-- Start of Records for this task --

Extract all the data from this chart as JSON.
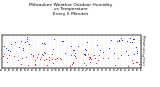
{
  "title": "Milwaukee Weather Outdoor Humidity\nvs Temperature\nEvery 5 Minutes",
  "title_fontsize": 3.2,
  "background_color": "#ffffff",
  "plot_bg_color": "#ffffff",
  "grid_color": "#aaaaaa",
  "blue_color": "#0000ff",
  "red_color": "#dd0000",
  "y_right_ticks": [
    "1",
    "2",
    "3",
    "4",
    "5",
    "6",
    "7",
    "8",
    "9",
    "10"
  ],
  "y_right_values": [
    10,
    20,
    30,
    40,
    50,
    60,
    70,
    80,
    90,
    100
  ],
  "ylim": [
    0,
    108
  ],
  "num_vert_lines": 36,
  "seed": 42
}
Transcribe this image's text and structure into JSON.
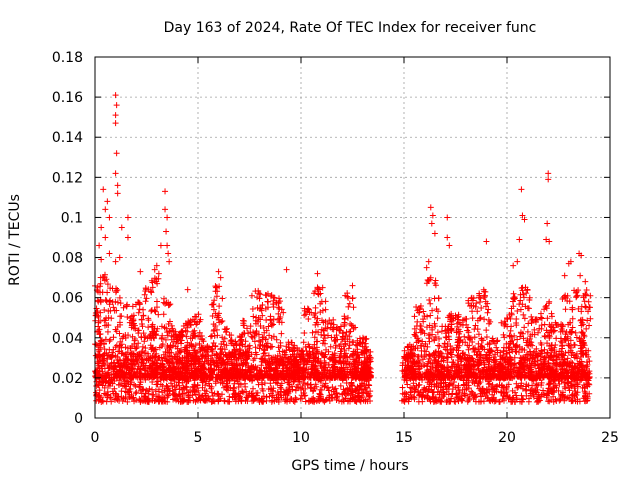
{
  "chart_data": {
    "type": "scatter",
    "title": "Day 163 of 2024, Rate Of TEC Index for receiver func",
    "xlabel": "GPS time / hours",
    "ylabel": "ROTI / TECUs",
    "xlim": [
      0,
      25
    ],
    "ylim": [
      0,
      0.18
    ],
    "xticks": [
      0,
      5,
      10,
      15,
      20,
      25
    ],
    "xtick_labels": [
      "0",
      "5",
      "10",
      "15",
      "20",
      "25"
    ],
    "yticks": [
      0,
      0.02,
      0.04,
      0.06,
      0.08,
      0.1,
      0.12,
      0.14,
      0.16,
      0.18
    ],
    "ytick_labels": [
      "0",
      "0.02",
      "0.04",
      "0.06",
      "0.08",
      "0.1",
      "0.12",
      "0.14",
      "0.16",
      "0.18"
    ],
    "grid": true,
    "marker": "+",
    "series": [
      {
        "name": "ROTI",
        "color": "#ff0000",
        "coverage_segments": [
          [
            0,
            13.4
          ],
          [
            14.9,
            24.0
          ]
        ],
        "baseline_range": [
          0.008,
          0.032
        ],
        "outliers": [
          {
            "x": 1.0,
            "y": 0.161
          },
          {
            "x": 1.05,
            "y": 0.156
          },
          {
            "x": 1.0,
            "y": 0.151
          },
          {
            "x": 1.0,
            "y": 0.147
          },
          {
            "x": 1.05,
            "y": 0.132
          },
          {
            "x": 1.0,
            "y": 0.122
          },
          {
            "x": 1.1,
            "y": 0.116
          },
          {
            "x": 0.4,
            "y": 0.114
          },
          {
            "x": 1.1,
            "y": 0.112
          },
          {
            "x": 0.6,
            "y": 0.108
          },
          {
            "x": 0.5,
            "y": 0.104
          },
          {
            "x": 0.7,
            "y": 0.1
          },
          {
            "x": 1.6,
            "y": 0.1
          },
          {
            "x": 1.3,
            "y": 0.095
          },
          {
            "x": 0.3,
            "y": 0.095
          },
          {
            "x": 0.5,
            "y": 0.09
          },
          {
            "x": 1.6,
            "y": 0.09
          },
          {
            "x": 0.2,
            "y": 0.086
          },
          {
            "x": 0.7,
            "y": 0.082
          },
          {
            "x": 0.3,
            "y": 0.079
          },
          {
            "x": 1.0,
            "y": 0.078
          },
          {
            "x": 1.2,
            "y": 0.08
          },
          {
            "x": 3.4,
            "y": 0.113
          },
          {
            "x": 3.4,
            "y": 0.104
          },
          {
            "x": 3.5,
            "y": 0.1
          },
          {
            "x": 3.45,
            "y": 0.093
          },
          {
            "x": 3.5,
            "y": 0.086
          },
          {
            "x": 3.55,
            "y": 0.082
          },
          {
            "x": 3.6,
            "y": 0.078
          },
          {
            "x": 3.0,
            "y": 0.076
          },
          {
            "x": 2.9,
            "y": 0.074
          },
          {
            "x": 3.1,
            "y": 0.072
          },
          {
            "x": 2.2,
            "y": 0.073
          },
          {
            "x": 3.2,
            "y": 0.086
          },
          {
            "x": 6.0,
            "y": 0.073
          },
          {
            "x": 6.1,
            "y": 0.07
          },
          {
            "x": 4.5,
            "y": 0.064
          },
          {
            "x": 9.3,
            "y": 0.074
          },
          {
            "x": 10.8,
            "y": 0.072
          },
          {
            "x": 12.5,
            "y": 0.066
          },
          {
            "x": 16.3,
            "y": 0.105
          },
          {
            "x": 16.4,
            "y": 0.101
          },
          {
            "x": 16.35,
            "y": 0.097
          },
          {
            "x": 16.5,
            "y": 0.092
          },
          {
            "x": 17.1,
            "y": 0.1
          },
          {
            "x": 17.1,
            "y": 0.09
          },
          {
            "x": 17.2,
            "y": 0.086
          },
          {
            "x": 16.2,
            "y": 0.078
          },
          {
            "x": 16.1,
            "y": 0.075
          },
          {
            "x": 19.0,
            "y": 0.088
          },
          {
            "x": 20.7,
            "y": 0.114
          },
          {
            "x": 20.75,
            "y": 0.101
          },
          {
            "x": 20.85,
            "y": 0.099
          },
          {
            "x": 20.6,
            "y": 0.089
          },
          {
            "x": 20.5,
            "y": 0.078
          },
          {
            "x": 20.3,
            "y": 0.076
          },
          {
            "x": 22.0,
            "y": 0.122
          },
          {
            "x": 22.0,
            "y": 0.119
          },
          {
            "x": 21.95,
            "y": 0.097
          },
          {
            "x": 21.9,
            "y": 0.089
          },
          {
            "x": 22.05,
            "y": 0.088
          },
          {
            "x": 23.5,
            "y": 0.082
          },
          {
            "x": 23.6,
            "y": 0.081
          },
          {
            "x": 23.1,
            "y": 0.078
          },
          {
            "x": 23.0,
            "y": 0.077
          },
          {
            "x": 23.55,
            "y": 0.071
          },
          {
            "x": 23.8,
            "y": 0.068
          },
          {
            "x": 22.8,
            "y": 0.071
          }
        ],
        "activity_peaks": [
          {
            "x": 0.1,
            "w": 0.2,
            "y": 0.066
          },
          {
            "x": 0.45,
            "w": 0.3,
            "y": 0.072
          },
          {
            "x": 1.0,
            "w": 0.3,
            "y": 0.066
          },
          {
            "x": 1.5,
            "w": 0.3,
            "y": 0.058
          },
          {
            "x": 2.1,
            "w": 0.3,
            "y": 0.06
          },
          {
            "x": 2.6,
            "w": 0.3,
            "y": 0.066
          },
          {
            "x": 3.0,
            "w": 0.3,
            "y": 0.07
          },
          {
            "x": 3.5,
            "w": 0.3,
            "y": 0.06
          },
          {
            "x": 3.9,
            "w": 0.3,
            "y": 0.045
          },
          {
            "x": 4.2,
            "w": 0.3,
            "y": 0.044
          },
          {
            "x": 4.6,
            "w": 0.3,
            "y": 0.05
          },
          {
            "x": 5.0,
            "w": 0.3,
            "y": 0.052
          },
          {
            "x": 5.4,
            "w": 0.3,
            "y": 0.036
          },
          {
            "x": 5.9,
            "w": 0.3,
            "y": 0.066
          },
          {
            "x": 6.4,
            "w": 0.3,
            "y": 0.045
          },
          {
            "x": 6.8,
            "w": 0.3,
            "y": 0.04
          },
          {
            "x": 7.3,
            "w": 0.3,
            "y": 0.05
          },
          {
            "x": 7.9,
            "w": 0.3,
            "y": 0.064
          },
          {
            "x": 8.4,
            "w": 0.3,
            "y": 0.062
          },
          {
            "x": 8.9,
            "w": 0.3,
            "y": 0.06
          },
          {
            "x": 9.4,
            "w": 0.3,
            "y": 0.038
          },
          {
            "x": 9.9,
            "w": 0.3,
            "y": 0.034
          },
          {
            "x": 10.4,
            "w": 0.3,
            "y": 0.055
          },
          {
            "x": 10.9,
            "w": 0.3,
            "y": 0.066
          },
          {
            "x": 11.4,
            "w": 0.3,
            "y": 0.05
          },
          {
            "x": 11.9,
            "w": 0.3,
            "y": 0.046
          },
          {
            "x": 12.4,
            "w": 0.3,
            "y": 0.063
          },
          {
            "x": 12.9,
            "w": 0.3,
            "y": 0.04
          },
          {
            "x": 13.2,
            "w": 0.2,
            "y": 0.036
          },
          {
            "x": 15.3,
            "w": 0.3,
            "y": 0.036
          },
          {
            "x": 15.8,
            "w": 0.3,
            "y": 0.056
          },
          {
            "x": 16.4,
            "w": 0.3,
            "y": 0.07
          },
          {
            "x": 16.9,
            "w": 0.3,
            "y": 0.046
          },
          {
            "x": 17.4,
            "w": 0.3,
            "y": 0.052
          },
          {
            "x": 17.9,
            "w": 0.3,
            "y": 0.05
          },
          {
            "x": 18.4,
            "w": 0.3,
            "y": 0.06
          },
          {
            "x": 18.9,
            "w": 0.3,
            "y": 0.064
          },
          {
            "x": 19.4,
            "w": 0.3,
            "y": 0.04
          },
          {
            "x": 19.9,
            "w": 0.3,
            "y": 0.05
          },
          {
            "x": 20.4,
            "w": 0.3,
            "y": 0.062
          },
          {
            "x": 20.9,
            "w": 0.3,
            "y": 0.066
          },
          {
            "x": 21.4,
            "w": 0.3,
            "y": 0.05
          },
          {
            "x": 21.9,
            "w": 0.3,
            "y": 0.058
          },
          {
            "x": 22.4,
            "w": 0.3,
            "y": 0.048
          },
          {
            "x": 22.9,
            "w": 0.3,
            "y": 0.062
          },
          {
            "x": 23.4,
            "w": 0.3,
            "y": 0.064
          },
          {
            "x": 23.8,
            "w": 0.25,
            "y": 0.064
          }
        ]
      }
    ]
  }
}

-- End of Records for this task --

Say how many lines in the entries contain the string "JSON", and say nothing else.

2